■ **SUPPLIED DATA**
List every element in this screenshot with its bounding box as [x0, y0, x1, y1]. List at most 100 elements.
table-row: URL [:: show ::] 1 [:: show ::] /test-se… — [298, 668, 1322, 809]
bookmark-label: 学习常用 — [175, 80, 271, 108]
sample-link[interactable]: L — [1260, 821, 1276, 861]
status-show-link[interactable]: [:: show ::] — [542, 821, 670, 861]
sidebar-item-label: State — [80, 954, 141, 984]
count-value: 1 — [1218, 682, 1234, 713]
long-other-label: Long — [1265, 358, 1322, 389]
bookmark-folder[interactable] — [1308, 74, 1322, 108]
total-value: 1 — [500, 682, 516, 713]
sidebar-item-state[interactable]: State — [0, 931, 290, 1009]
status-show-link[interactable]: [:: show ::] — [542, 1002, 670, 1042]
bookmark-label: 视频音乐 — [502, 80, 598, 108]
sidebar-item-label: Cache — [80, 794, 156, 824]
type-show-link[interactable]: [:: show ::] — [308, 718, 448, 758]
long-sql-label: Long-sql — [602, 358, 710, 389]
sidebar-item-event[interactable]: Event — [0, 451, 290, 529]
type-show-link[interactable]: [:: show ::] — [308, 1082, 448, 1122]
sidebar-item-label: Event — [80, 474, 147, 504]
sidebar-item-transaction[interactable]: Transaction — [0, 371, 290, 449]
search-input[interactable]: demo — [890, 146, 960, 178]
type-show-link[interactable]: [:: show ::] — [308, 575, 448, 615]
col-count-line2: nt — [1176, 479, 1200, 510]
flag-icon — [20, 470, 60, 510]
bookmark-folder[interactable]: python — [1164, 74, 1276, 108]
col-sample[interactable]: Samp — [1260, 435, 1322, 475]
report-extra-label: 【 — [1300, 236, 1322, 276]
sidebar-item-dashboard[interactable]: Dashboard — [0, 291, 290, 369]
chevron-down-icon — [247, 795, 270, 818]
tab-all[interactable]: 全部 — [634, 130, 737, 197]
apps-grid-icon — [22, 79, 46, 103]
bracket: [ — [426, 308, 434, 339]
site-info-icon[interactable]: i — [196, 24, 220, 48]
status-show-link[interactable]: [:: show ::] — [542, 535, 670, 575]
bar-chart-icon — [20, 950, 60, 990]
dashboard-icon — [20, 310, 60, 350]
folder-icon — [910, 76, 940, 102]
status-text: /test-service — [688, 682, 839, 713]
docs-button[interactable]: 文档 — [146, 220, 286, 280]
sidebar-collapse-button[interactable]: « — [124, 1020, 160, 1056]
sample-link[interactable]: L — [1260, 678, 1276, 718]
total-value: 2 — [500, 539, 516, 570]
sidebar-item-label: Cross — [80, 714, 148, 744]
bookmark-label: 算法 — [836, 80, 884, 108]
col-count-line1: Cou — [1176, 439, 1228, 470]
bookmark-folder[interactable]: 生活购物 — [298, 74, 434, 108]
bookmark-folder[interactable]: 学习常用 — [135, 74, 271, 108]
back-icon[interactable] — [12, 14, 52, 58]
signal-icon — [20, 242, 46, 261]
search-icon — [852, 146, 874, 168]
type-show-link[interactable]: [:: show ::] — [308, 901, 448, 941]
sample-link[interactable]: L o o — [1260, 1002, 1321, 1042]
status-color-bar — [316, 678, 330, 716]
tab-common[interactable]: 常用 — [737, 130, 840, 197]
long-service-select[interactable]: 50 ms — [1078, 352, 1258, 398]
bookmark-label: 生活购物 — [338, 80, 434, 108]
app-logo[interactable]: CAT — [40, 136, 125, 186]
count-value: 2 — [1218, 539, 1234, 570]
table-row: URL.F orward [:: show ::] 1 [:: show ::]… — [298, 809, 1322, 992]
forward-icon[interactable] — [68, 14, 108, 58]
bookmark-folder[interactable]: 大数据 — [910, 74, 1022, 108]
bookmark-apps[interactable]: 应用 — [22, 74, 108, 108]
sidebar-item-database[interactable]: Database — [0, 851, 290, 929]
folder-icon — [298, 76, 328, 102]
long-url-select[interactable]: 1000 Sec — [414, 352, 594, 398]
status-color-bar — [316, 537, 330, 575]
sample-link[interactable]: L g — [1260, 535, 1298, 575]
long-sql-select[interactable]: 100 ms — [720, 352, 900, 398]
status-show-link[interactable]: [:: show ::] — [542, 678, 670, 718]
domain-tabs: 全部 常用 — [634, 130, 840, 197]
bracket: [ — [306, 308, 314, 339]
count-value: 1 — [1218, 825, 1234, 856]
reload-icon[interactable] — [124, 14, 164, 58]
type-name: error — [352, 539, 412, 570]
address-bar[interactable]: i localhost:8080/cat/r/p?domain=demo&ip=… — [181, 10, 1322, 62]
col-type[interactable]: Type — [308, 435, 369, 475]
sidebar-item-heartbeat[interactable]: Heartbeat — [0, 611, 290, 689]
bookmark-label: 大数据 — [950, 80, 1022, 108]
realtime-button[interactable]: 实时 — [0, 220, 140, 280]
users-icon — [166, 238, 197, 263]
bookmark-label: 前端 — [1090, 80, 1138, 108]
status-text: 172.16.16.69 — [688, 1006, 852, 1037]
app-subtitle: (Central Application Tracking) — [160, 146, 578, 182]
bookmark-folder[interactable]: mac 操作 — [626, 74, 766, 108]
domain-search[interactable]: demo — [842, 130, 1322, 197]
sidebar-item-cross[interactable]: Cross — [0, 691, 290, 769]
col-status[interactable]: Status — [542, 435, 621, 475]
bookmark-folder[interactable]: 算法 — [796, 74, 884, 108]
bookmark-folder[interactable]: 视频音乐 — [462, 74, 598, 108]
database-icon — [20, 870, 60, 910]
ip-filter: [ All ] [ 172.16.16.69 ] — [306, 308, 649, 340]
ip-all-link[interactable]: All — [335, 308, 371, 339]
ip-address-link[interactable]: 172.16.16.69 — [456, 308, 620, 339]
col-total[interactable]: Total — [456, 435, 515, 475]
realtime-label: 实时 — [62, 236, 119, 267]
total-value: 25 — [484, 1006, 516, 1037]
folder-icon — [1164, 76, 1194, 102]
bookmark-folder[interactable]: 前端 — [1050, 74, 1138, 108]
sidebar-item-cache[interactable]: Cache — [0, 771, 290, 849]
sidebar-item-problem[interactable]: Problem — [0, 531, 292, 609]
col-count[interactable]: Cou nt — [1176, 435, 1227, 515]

■ **EXERCISE REQUIREMENTS**
Copy all of the lines above character for character, changing nothing.

■ **RESULT**
List every element in this screenshot with its bounding box as [x0, y0, x1, y1]. List at most 100 elements.
table-row: URL [:: show ::] 1 [:: show ::] /test-se… — [298, 668, 1322, 809]
bookmark-label: 学习常用 — [175, 80, 271, 108]
sample-link[interactable]: L — [1260, 821, 1276, 861]
status-show-link[interactable]: [:: show ::] — [542, 821, 670, 861]
sidebar-item-label: State — [80, 954, 141, 984]
count-value: 1 — [1218, 682, 1234, 713]
long-other-label: Long — [1265, 358, 1322, 389]
bookmark-folder[interactable] — [1308, 74, 1322, 108]
total-value: 1 — [500, 682, 516, 713]
sidebar-item-state[interactable]: State — [0, 931, 290, 1009]
status-show-link[interactable]: [:: show ::] — [542, 1002, 670, 1042]
bookmark-label: 视频音乐 — [502, 80, 598, 108]
sidebar-item-label: Cache — [80, 794, 156, 824]
type-show-link[interactable]: [:: show ::] — [308, 718, 448, 758]
long-sql-label: Long-sql — [602, 358, 710, 389]
sidebar-item-event[interactable]: Event — [0, 451, 290, 529]
type-show-link[interactable]: [:: show ::] — [308, 1082, 448, 1122]
sidebar-item-label: Event — [80, 474, 147, 504]
sidebar-item-transaction[interactable]: Transaction — [0, 371, 290, 449]
search-input[interactable]: demo — [890, 146, 960, 178]
type-show-link[interactable]: [:: show ::] — [308, 575, 448, 615]
col-count-line2: nt — [1176, 479, 1200, 510]
flag-icon — [20, 470, 60, 510]
bookmark-folder[interactable]: python — [1164, 74, 1276, 108]
col-sample[interactable]: Samp — [1260, 435, 1322, 475]
report-extra-label: 【 — [1300, 236, 1322, 276]
sidebar-item-dashboard[interactable]: Dashboard — [0, 291, 290, 369]
chevron-down-icon — [247, 795, 270, 818]
tab-all[interactable]: 全部 — [634, 130, 737, 197]
apps-grid-icon — [22, 79, 46, 103]
bracket: [ — [426, 308, 434, 339]
site-info-icon[interactable]: i — [196, 24, 220, 48]
status-show-link[interactable]: [:: show ::] — [542, 535, 670, 575]
bar-chart-icon — [20, 950, 60, 990]
dashboard-icon — [20, 310, 60, 350]
folder-icon — [910, 76, 940, 102]
status-text: /test-service — [688, 682, 839, 713]
docs-button[interactable]: 文档 — [146, 220, 286, 280]
sidebar-collapse-button[interactable]: « — [124, 1020, 160, 1056]
sample-link[interactable]: L — [1260, 678, 1276, 718]
total-value: 2 — [500, 539, 516, 570]
sidebar-item-label: Cross — [80, 714, 148, 744]
bookmark-label: 算法 — [836, 80, 884, 108]
col-count-line1: Cou — [1176, 439, 1228, 470]
bookmark-folder[interactable]: 生活购物 — [298, 74, 434, 108]
bookmark-folder[interactable]: 学习常用 — [135, 74, 271, 108]
back-icon[interactable] — [12, 14, 52, 58]
signal-icon — [20, 242, 46, 261]
search-icon — [852, 146, 874, 168]
type-show-link[interactable]: [:: show ::] — [308, 901, 448, 941]
sample-link[interactable]: L o o — [1260, 1002, 1321, 1042]
status-color-bar — [316, 678, 330, 716]
tab-common[interactable]: 常用 — [737, 130, 840, 197]
long-service-select[interactable]: 50 ms — [1078, 352, 1258, 398]
bookmark-label: 生活购物 — [338, 80, 434, 108]
app-logo[interactable]: CAT — [40, 136, 125, 186]
count-value: 2 — [1218, 539, 1234, 570]
table-row: URL.F orward [:: show ::] 1 [:: show ::]… — [298, 809, 1322, 992]
forward-icon[interactable] — [68, 14, 108, 58]
bookmark-folder[interactable]: 大数据 — [910, 74, 1022, 108]
bookmark-apps[interactable]: 应用 — [22, 74, 108, 108]
sidebar-item-database[interactable]: Database — [0, 851, 290, 929]
folder-icon — [298, 76, 328, 102]
long-url-select[interactable]: 1000 Sec — [414, 352, 594, 398]
status-color-bar — [316, 537, 330, 575]
sample-link[interactable]: L g — [1260, 535, 1298, 575]
long-sql-select[interactable]: 100 ms — [720, 352, 900, 398]
status-show-link[interactable]: [:: show ::] — [542, 678, 670, 718]
domain-tabs: 全部 常用 — [634, 130, 840, 197]
bracket: [ — [306, 308, 314, 339]
count-value: 1 — [1218, 825, 1234, 856]
reload-icon[interactable] — [124, 14, 164, 58]
type-name: error — [352, 539, 412, 570]
address-bar[interactable]: i localhost:8080/cat/r/p?domain=demo&ip=… — [181, 10, 1322, 62]
col-type[interactable]: Type — [308, 435, 369, 475]
sidebar-item-heartbeat[interactable]: Heartbeat — [0, 611, 290, 689]
bookmark-label: 大数据 — [950, 80, 1022, 108]
realtime-button[interactable]: 实时 — [0, 220, 140, 280]
users-icon — [166, 238, 197, 263]
bookmark-label: 前端 — [1090, 80, 1138, 108]
status-text: 172.16.16.69 — [688, 1006, 852, 1037]
app-subtitle: (Central Application Tracking) — [160, 146, 578, 182]
bookmark-folder[interactable]: mac 操作 — [626, 74, 766, 108]
domain-search[interactable]: demo — [842, 130, 1322, 197]
sidebar-item-cross[interactable]: Cross — [0, 691, 290, 769]
col-status[interactable]: Status — [542, 435, 621, 475]
bookmark-folder[interactable]: 算法 — [796, 74, 884, 108]
bookmark-folder[interactable]: 视频音乐 — [462, 74, 598, 108]
database-icon — [20, 870, 60, 910]
ip-filter: [ All ] [ 172.16.16.69 ] — [306, 308, 649, 340]
ip-all-link[interactable]: All — [335, 308, 371, 339]
ip-address-link[interactable]: 172.16.16.69 — [456, 308, 620, 339]
col-total[interactable]: Total — [456, 435, 515, 475]
realtime-label: 实时 — [62, 236, 119, 267]
total-value: 25 — [484, 1006, 516, 1037]
folder-icon — [1164, 76, 1194, 102]
bookmark-folder[interactable]: 前端 — [1050, 74, 1138, 108]
sidebar-item-cache[interactable]: Cache — [0, 771, 290, 849]
sidebar-item-problem[interactable]: Problem — [0, 531, 292, 609]
col-count[interactable]: Cou nt — [1176, 435, 1227, 515]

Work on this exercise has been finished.